**Your goal:**
When a line of the material has the word "Russian" in it, copy that line.

**Extracted information:**
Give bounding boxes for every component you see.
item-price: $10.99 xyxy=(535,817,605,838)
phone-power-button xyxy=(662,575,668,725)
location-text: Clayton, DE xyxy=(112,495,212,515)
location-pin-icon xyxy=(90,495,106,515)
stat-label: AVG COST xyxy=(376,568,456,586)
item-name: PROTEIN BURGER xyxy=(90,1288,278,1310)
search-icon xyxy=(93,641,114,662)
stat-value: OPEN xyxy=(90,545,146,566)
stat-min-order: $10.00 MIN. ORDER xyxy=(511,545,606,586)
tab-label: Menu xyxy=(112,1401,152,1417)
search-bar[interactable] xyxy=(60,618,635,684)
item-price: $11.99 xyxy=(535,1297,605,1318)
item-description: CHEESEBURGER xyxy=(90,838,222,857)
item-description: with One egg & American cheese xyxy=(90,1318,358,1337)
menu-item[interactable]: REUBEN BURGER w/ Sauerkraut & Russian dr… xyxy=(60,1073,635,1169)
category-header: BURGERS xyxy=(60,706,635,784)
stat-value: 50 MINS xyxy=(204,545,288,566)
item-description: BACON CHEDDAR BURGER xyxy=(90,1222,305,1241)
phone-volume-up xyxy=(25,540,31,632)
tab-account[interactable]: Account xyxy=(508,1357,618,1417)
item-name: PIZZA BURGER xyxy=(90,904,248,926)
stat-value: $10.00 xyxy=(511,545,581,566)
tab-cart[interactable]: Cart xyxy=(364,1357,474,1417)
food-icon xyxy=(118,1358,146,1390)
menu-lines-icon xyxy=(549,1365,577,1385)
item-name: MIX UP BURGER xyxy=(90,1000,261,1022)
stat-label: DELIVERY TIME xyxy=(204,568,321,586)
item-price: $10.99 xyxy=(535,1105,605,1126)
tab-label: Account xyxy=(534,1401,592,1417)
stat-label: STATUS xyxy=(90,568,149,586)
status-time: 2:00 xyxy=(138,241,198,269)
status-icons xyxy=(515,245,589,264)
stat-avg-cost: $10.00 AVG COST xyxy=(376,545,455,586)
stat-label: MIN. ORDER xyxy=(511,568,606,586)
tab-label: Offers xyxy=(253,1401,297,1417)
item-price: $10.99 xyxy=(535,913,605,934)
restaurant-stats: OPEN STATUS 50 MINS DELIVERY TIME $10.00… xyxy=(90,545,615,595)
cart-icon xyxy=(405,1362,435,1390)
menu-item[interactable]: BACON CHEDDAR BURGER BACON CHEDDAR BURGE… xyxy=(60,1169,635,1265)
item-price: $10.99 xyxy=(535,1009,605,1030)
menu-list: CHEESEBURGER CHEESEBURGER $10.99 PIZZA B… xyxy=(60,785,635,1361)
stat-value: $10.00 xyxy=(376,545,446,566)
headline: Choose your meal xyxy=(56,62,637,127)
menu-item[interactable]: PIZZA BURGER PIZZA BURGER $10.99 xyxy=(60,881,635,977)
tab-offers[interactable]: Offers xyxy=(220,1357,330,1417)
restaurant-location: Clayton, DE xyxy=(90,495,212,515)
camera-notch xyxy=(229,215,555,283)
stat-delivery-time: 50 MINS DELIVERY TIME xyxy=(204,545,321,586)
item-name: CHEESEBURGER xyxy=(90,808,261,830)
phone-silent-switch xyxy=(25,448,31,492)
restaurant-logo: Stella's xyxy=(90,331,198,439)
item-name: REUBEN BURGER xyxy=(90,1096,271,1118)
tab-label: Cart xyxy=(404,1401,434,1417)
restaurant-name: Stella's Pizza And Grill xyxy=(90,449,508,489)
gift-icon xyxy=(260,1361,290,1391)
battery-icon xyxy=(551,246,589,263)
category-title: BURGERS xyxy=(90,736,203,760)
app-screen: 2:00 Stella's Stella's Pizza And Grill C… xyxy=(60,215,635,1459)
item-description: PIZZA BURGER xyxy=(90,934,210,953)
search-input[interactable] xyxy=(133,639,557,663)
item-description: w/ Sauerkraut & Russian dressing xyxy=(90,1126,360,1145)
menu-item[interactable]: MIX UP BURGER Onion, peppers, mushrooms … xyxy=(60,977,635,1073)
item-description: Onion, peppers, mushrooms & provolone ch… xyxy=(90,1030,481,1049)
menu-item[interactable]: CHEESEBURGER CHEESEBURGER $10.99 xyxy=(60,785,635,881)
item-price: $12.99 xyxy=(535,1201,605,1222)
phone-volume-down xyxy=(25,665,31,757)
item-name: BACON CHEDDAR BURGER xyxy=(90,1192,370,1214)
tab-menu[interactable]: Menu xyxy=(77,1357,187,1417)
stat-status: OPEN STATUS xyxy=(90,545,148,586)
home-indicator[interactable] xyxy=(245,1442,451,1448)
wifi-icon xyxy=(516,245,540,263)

**Answer for the task:**
menu-item[interactable]: REUBEN BURGER w/ Sauerkraut & Russian dr… xyxy=(60,1073,635,1169)
item-description: w/ Sauerkraut & Russian dressing xyxy=(90,1126,360,1145)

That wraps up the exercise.